**What you will do:**
Select all lines holding the word "want" from the entries that follow.

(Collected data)
==*==
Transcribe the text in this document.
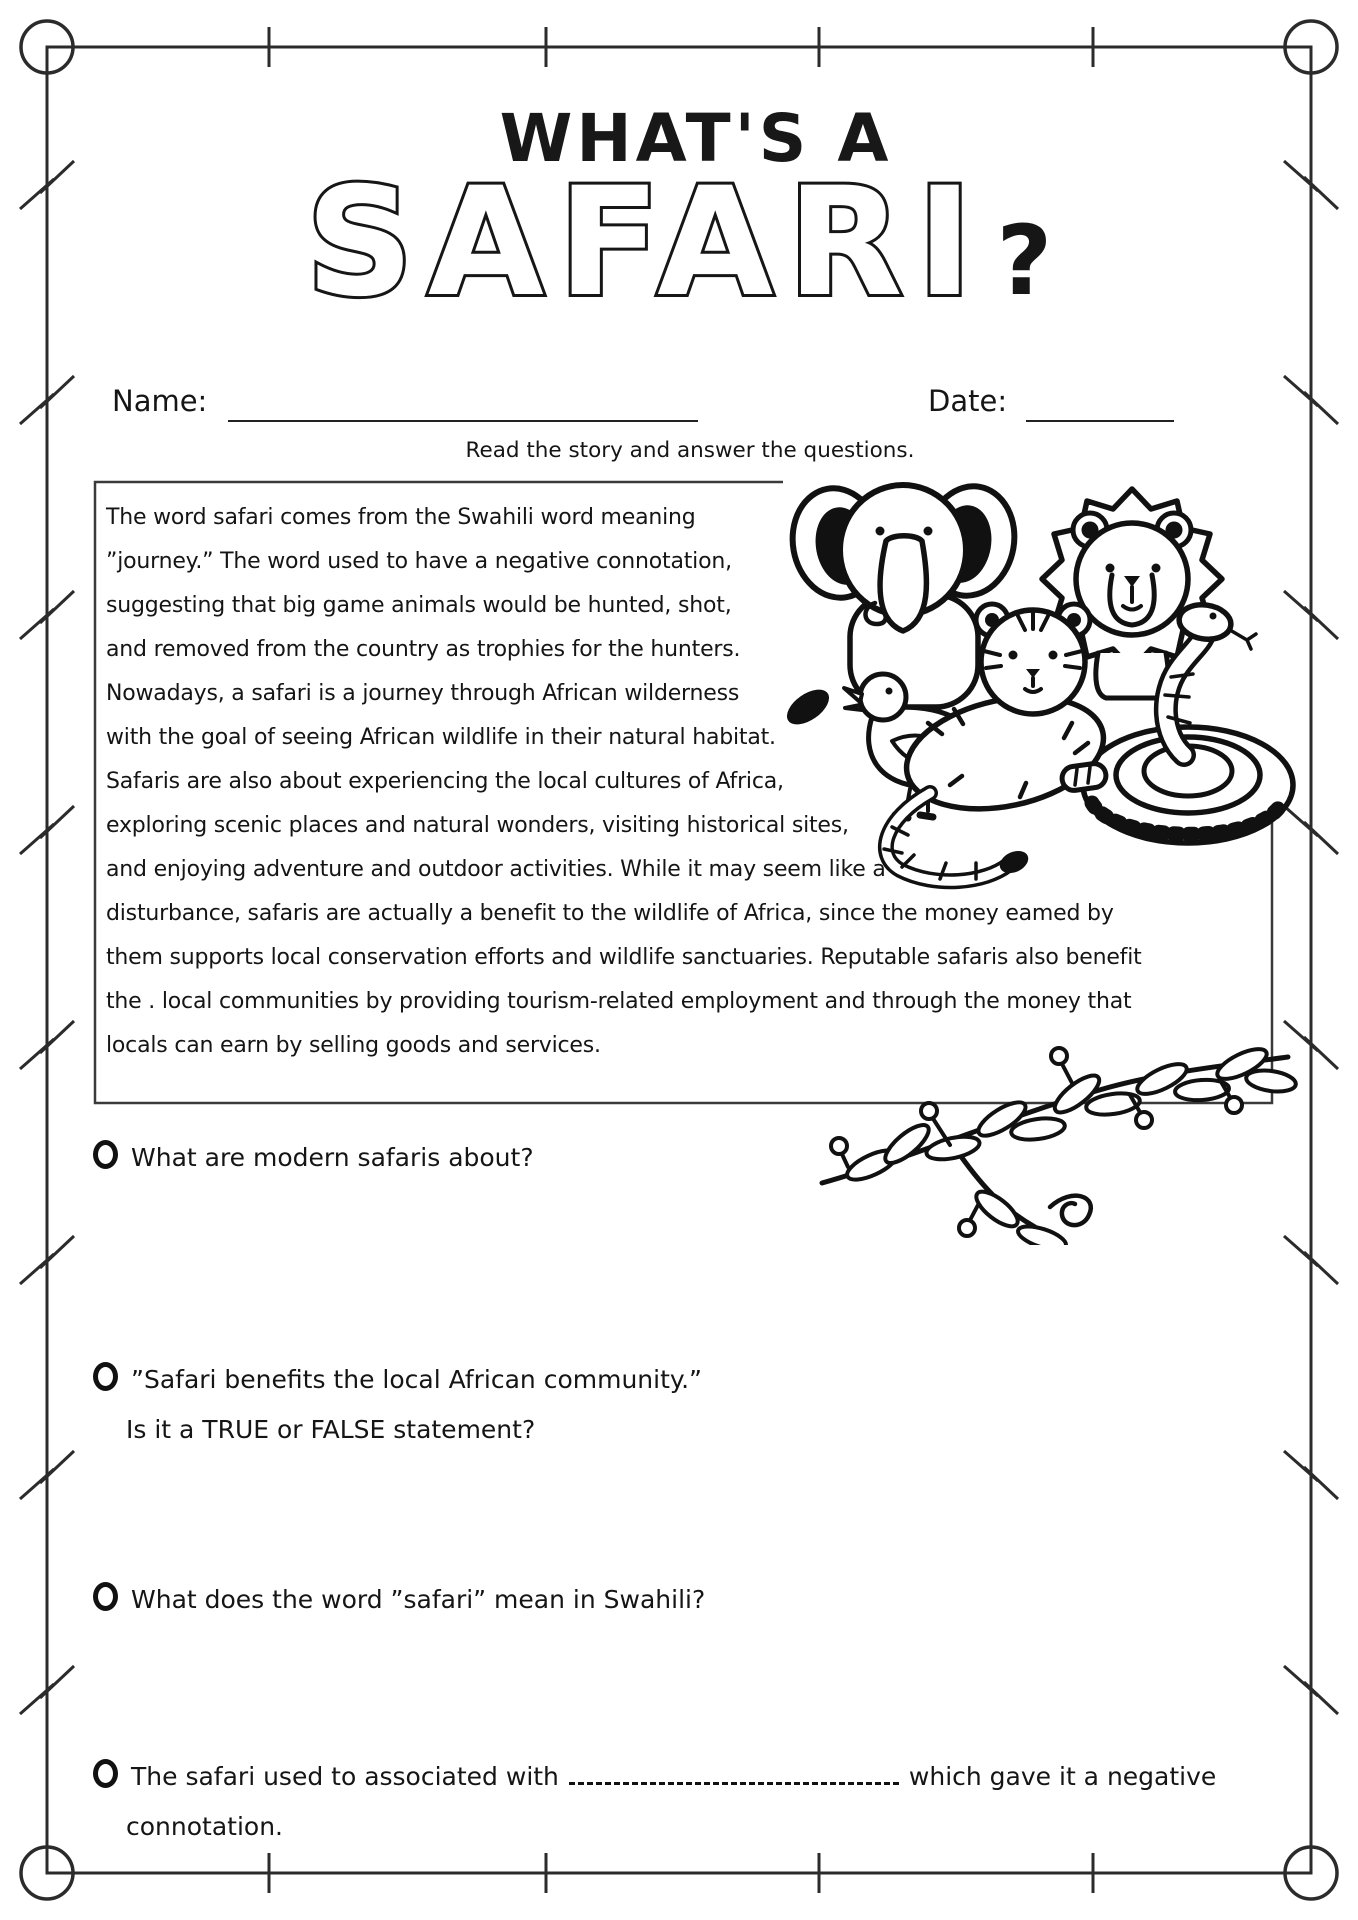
WHAT'S A
SAFARI ?
Name:	Date:
Read the story and answer the questions.
The word safari comes from the Swahili word meaning
”journey.” The word used to have a negative connotation,
suggesting that big game animals would be hunted, shot,
and removed from the country as trophies for the hunters.
Nowadays, a safari is a journey through African wilderness
with the goal of seeing African wildlife in their natural habitat.
Safaris are also about experiencing the local cultures of Africa,
exploring scenic places and natural wonders, visiting historical sites,
and enjoying adventure and outdoor activities. While it may seem like a
disturbance, safaris are actually a benefit to the wildlife of Africa, since the money eamed by
them supports local conservation efforts and wildlife sanctuaries. Reputable safaris also benefit
the . local communities by providing tourism-related employment and through the money that
locals can earn by selling goods and services.
What are modern safaris about?
”Safari benefits the local African community.”
Is it a TRUE or FALSE statement?
What does the word ”safari” mean in Swahili?
The safari used to associated with	which gave it a negative
connotation.
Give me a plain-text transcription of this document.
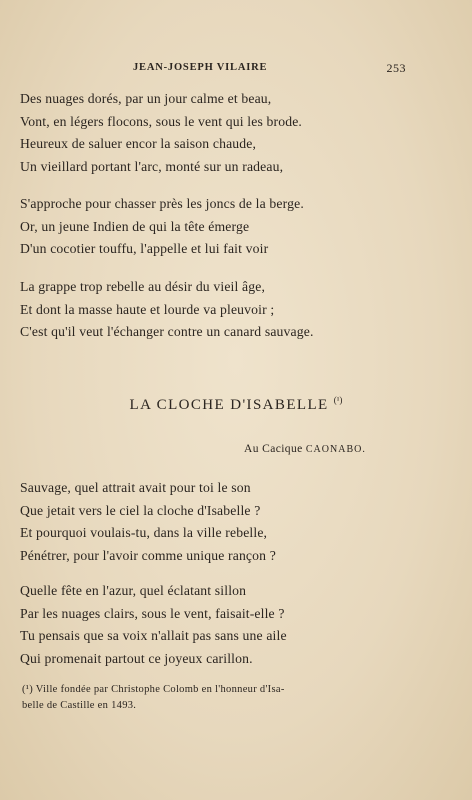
JEAN-JOSEPH VILAIRE	253
Des nuages dorés, par un jour calme et beau,
Vont, en légers flocons, sous le vent qui les brode.
Heureux de saluer encor la saison chaude,
Un vieillard portant l'arc, monté sur un radeau,
S'approche pour chasser près les joncs de la berge.
Or, un jeune Indien de qui la tête émerge
D'un cocotier touffu, l'appelle et lui fait voir
La grappe trop rebelle au désir du vieil âge,
Et dont la masse haute et lourde va pleuvoir ;
C'est qu'il veut l'échanger contre un canard sauvage.
LA CLOCHE D'ISABELLE $^{(^1)}$
Au Cacique CAONABO.
Sauvage, quel attrait avait pour toi le son
Que jetait vers le ciel la cloche d'Isabelle ?
Et pourquoi voulais-tu, dans la ville rebelle,
Pénétrer, pour l'avoir comme unique rançon ?
Quelle fête en l'azur, quel éclatant sillon
Par les nuages clairs, sous le vent, faisait-elle ?
Tu pensais que sa voix n'allait pas sans une aile
Qui promenait partout ce joyeux carillon.
(¹) Ville fondée par Christophe Colomb en l'honneur d'Isa-
belle de Castille en 1493.
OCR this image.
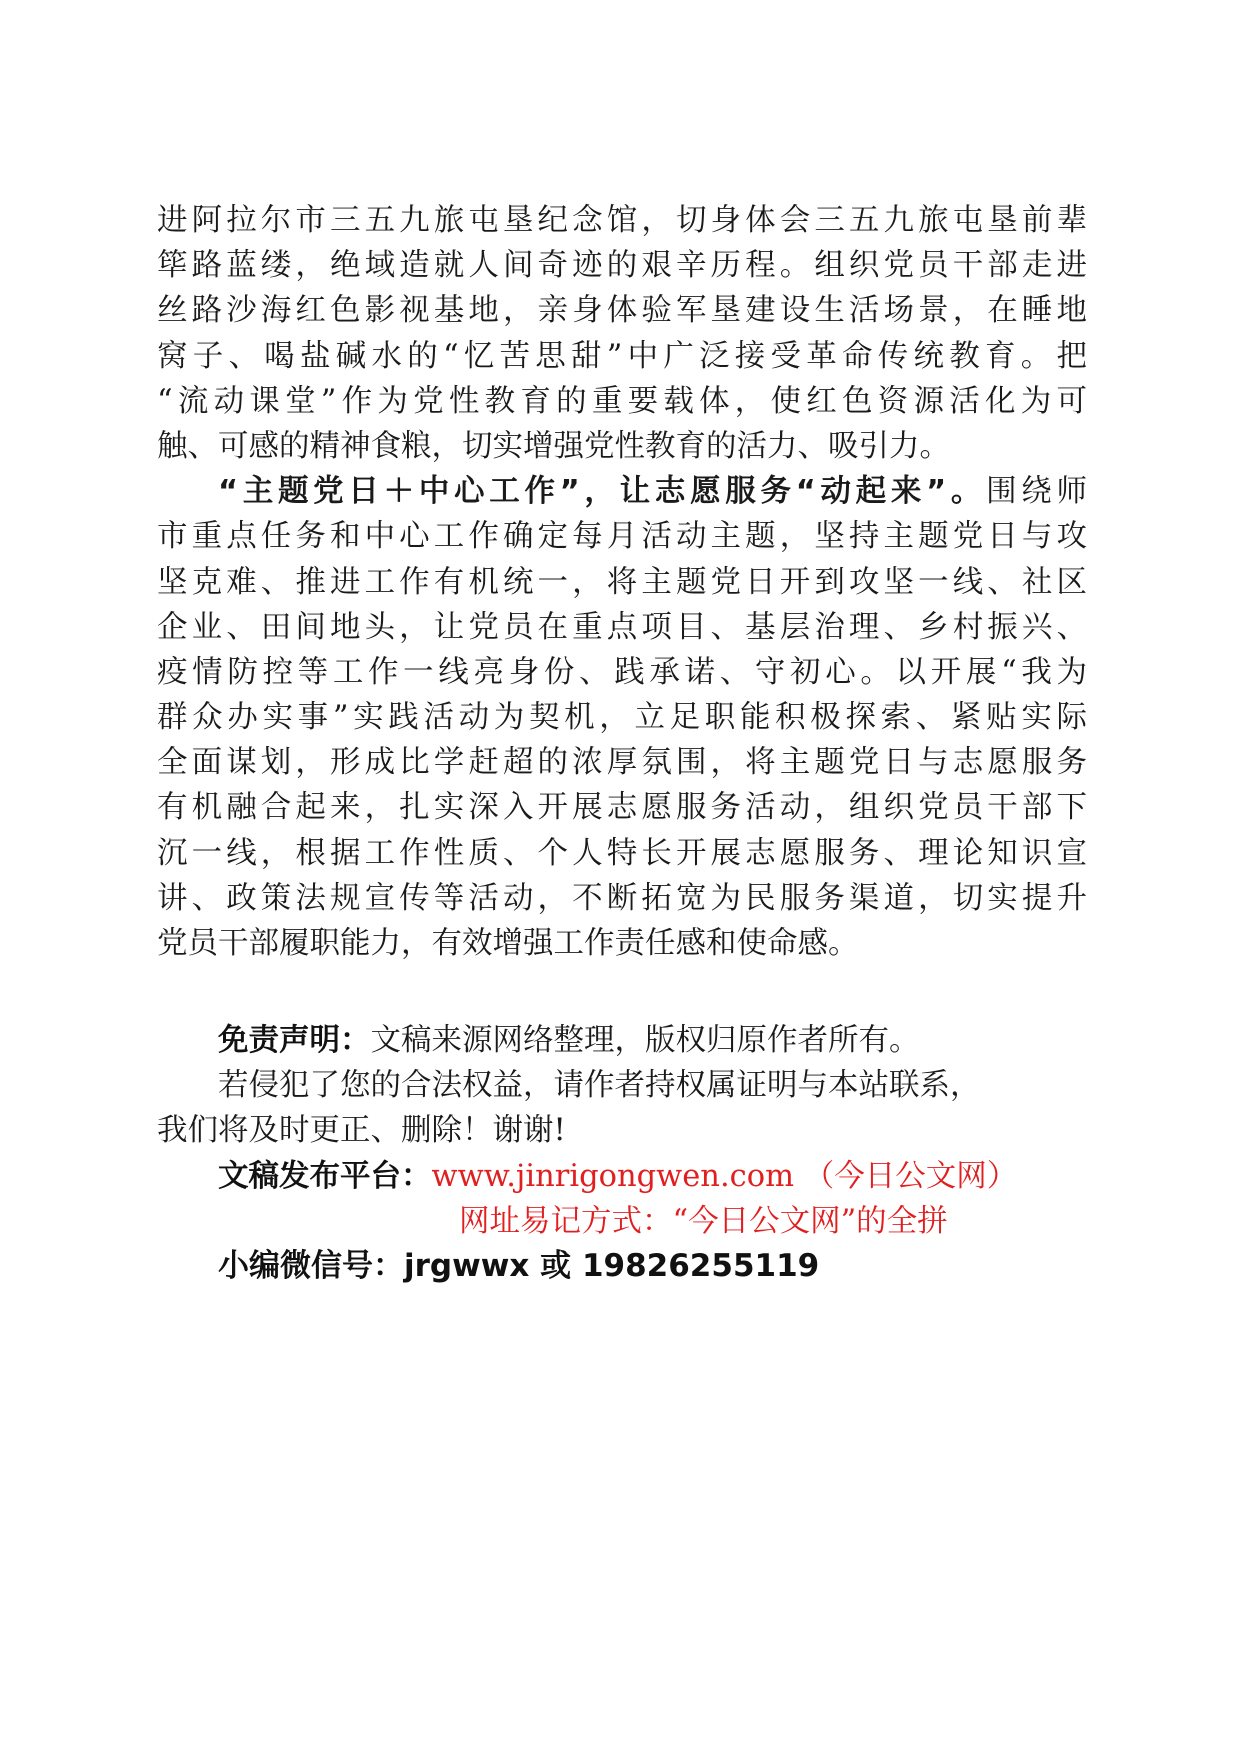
进阿拉尔市三五九旅屯垦纪念馆，切身体会三五九旅屯垦前辈
筚路蓝缕，绝域造就人间奇迹的艰辛历程。组织党员干部走进
丝路沙海红色影视基地，亲身体验军垦建设生活场景，在睡地
窝子、喝盐碱水的“忆苦思甜”中广泛接受革命传统教育。把
“流动课堂”作为党性教育的重要载体，使红色资源活化为可
触、可感的精神食粮，切实增强党性教育的活力、吸引力。
“主题党日＋中心工作”，让志愿服务“动起来”。围绕师
市重点任务和中心工作确定每月活动主题，坚持主题党日与攻
坚克难、推进工作有机统一，将主题党日开到攻坚一线、社区
企业、田间地头，让党员在重点项目、基层治理、乡村振兴、
疫情防控等工作一线亮身份、践承诺、守初心。以开展“我为
群众办实事”实践活动为契机，立足职能积极探索、紧贴实际
全面谋划，形成比学赶超的浓厚氛围，将主题党日与志愿服务
有机融合起来，扎实深入开展志愿服务活动，组织党员干部下
沉一线，根据工作性质、个人特长开展志愿服务、理论知识宣
讲、政策法规宣传等活动，不断拓宽为民服务渠道，切实提升
党员干部履职能力，有效增强工作责任感和使命感。
免责声明：文稿来源网络整理，版权归原作者所有。
若侵犯了您的合法权益，请作者持权属证明与本站联系，
我们将及时更正、删除！谢谢!
文稿发布平台：www.jinrigongwen.com （今日公文网）
网址易记方式：“今日公文网”的全拼
小编微信号：jrgwwx 或 19826255119
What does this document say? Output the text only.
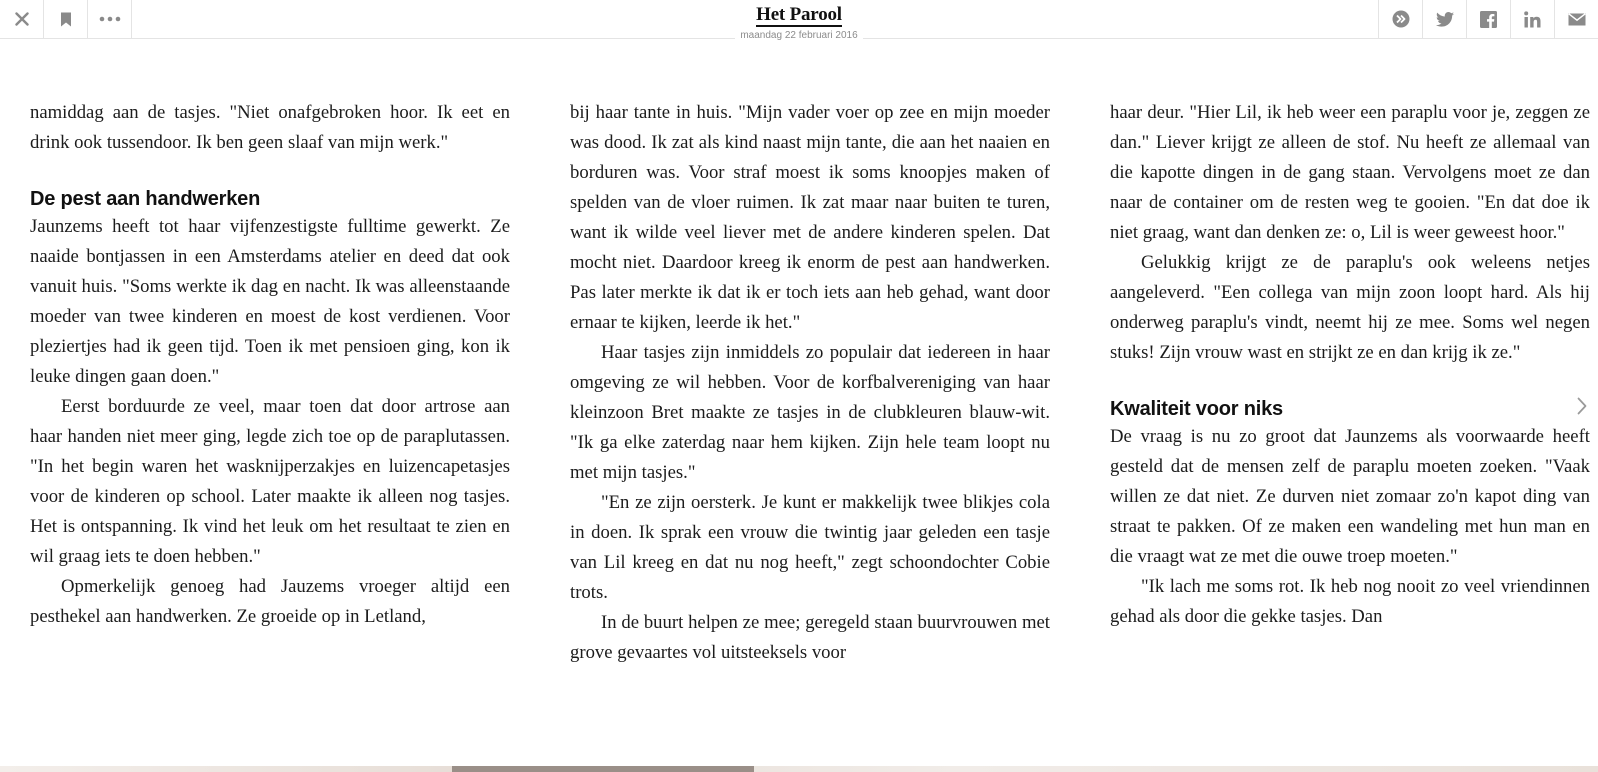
Het Parool
maandag 22 februari 2016

namiddag aan de tasjes. "Niet onafgebroken hoor. Ik eet en drink ook tussendoor. Ik ben geen slaaf van mijn werk."

De pest aan handwerken

Jaunzems heeft tot haar vijfenzestigste fulltime gewerkt. Ze naaide bontjassen in een Amsterdams atelier en deed dat ook vanuit huis. "Soms werkte ik dag en nacht. Ik was alleenstaande moeder van twee kinderen en moest de kost verdienen. Voor pleziertjes had ik geen tijd. Toen ik met pensioen ging, kon ik leuke dingen gaan doen."

Eerst borduurde ze veel, maar toen dat door artrose aan haar handen niet meer ging, legde zich toe op de paraplutassen. "In het begin waren het wasknijperzakjes en luizencapetasjes voor de kinderen op school. Later maakte ik alleen nog tasjes. Het is ontspanning. Ik vind het leuk om het resultaat te zien en wil graag iets te doen hebben."

Opmerkelijk genoeg had Jauzems vroeger altijd een pesthekel aan handwerken. Ze groeide op in Letland,

bij haar tante in huis. "Mijn vader voer op zee en mijn moeder was dood. Ik zat als kind naast mijn tante, die aan het naaien en borduren was. Voor straf moest ik soms knoopjes maken of spelden van de vloer ruimen. Ik zat maar naar buiten te turen, want ik wilde veel liever met de andere kinderen spelen. Dat mocht niet. Daardoor kreeg ik enorm de pest aan handwerken. Pas later merkte ik dat ik er toch iets aan heb gehad, want door ernaar te kijken, leerde ik het."

Haar tasjes zijn inmiddels zo populair dat iedereen in haar omgeving ze wil hebben. Voor de korfbalvereniging van haar kleinzoon Bret maakte ze tasjes in de clubkleuren blauw-wit. "Ik ga elke zaterdag naar hem kijken. Zijn hele team loopt nu met mijn tasjes."

"En ze zijn oersterk. Je kunt er makkelijk twee blikjes cola in doen. Ik sprak een vrouw die twintig jaar geleden een tasje van Lil kreeg en dat nu nog heeft," zegt schoondochter Cobie trots.

In de buurt helpen ze mee; geregeld staan buurvrouwen met grove gevaartes vol uitsteeksels voor

haar deur. "Hier Lil, ik heb weer een paraplu voor je, zeggen ze dan." Liever krijgt ze alleen de stof. Nu heeft ze allemaal van die kapotte dingen in de gang staan. Vervolgens moet ze dan naar de container om de resten weg te gooien. "En dat doe ik niet graag, want dan denken ze: o, Lil is weer geweest hoor."

Gelukkig krijgt ze de paraplu's ook weleens netjes aangeleverd. "Een collega van mijn zoon loopt hard. Als hij onderweg paraplu's vindt, neemt hij ze mee. Soms wel negen stuks! Zijn vrouw wast en strijkt ze en dan krijg ik ze."

Kwaliteit voor niks

De vraag is nu zo groot dat Jaunzems als voorwaarde heeft gesteld dat de mensen zelf de paraplu moeten zoeken. "Vaak willen ze dat niet. Ze durven niet zomaar zo'n kapot ding van straat te pakken. Of ze maken een wandeling met hun man en die vraagt wat ze met die ouwe troep moeten."

"Ik lach me soms rot. Ik heb nog nooit zo veel vriendinnen gehad als door die gekke tasjes. Dan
==*==
**Problem solution:**
bij haar tante in huis. "Mijn vader voer op zee en mijn moeder was dood. Ik zat als kind naast mijn tante, die aan het naaien en borduren was. Voor straf moest ik soms knoopjes maken of spelden van de vloer ruimen. Ik zat maar naar buiten te turen, want ik wilde veel liever met de andere kinderen spelen. Dat mocht niet. Daardoor kreeg ik enorm de pest aan handwerken. Pas later merkte ik dat ik er toch iets aan heb gehad, want door ernaar te kijken, leerde ik het."
haar deur. "Hier Lil, ik heb weer een paraplu voor je, zeggen ze dan." Liever krijgt ze alleen de stof. Nu heeft ze allemaal van die kapotte dingen in de gang staan. Vervolgens moet ze dan naar de container om de resten weg te gooien. "En dat doe ik niet graag, want dan denken ze: o, Lil is weer geweest hoor."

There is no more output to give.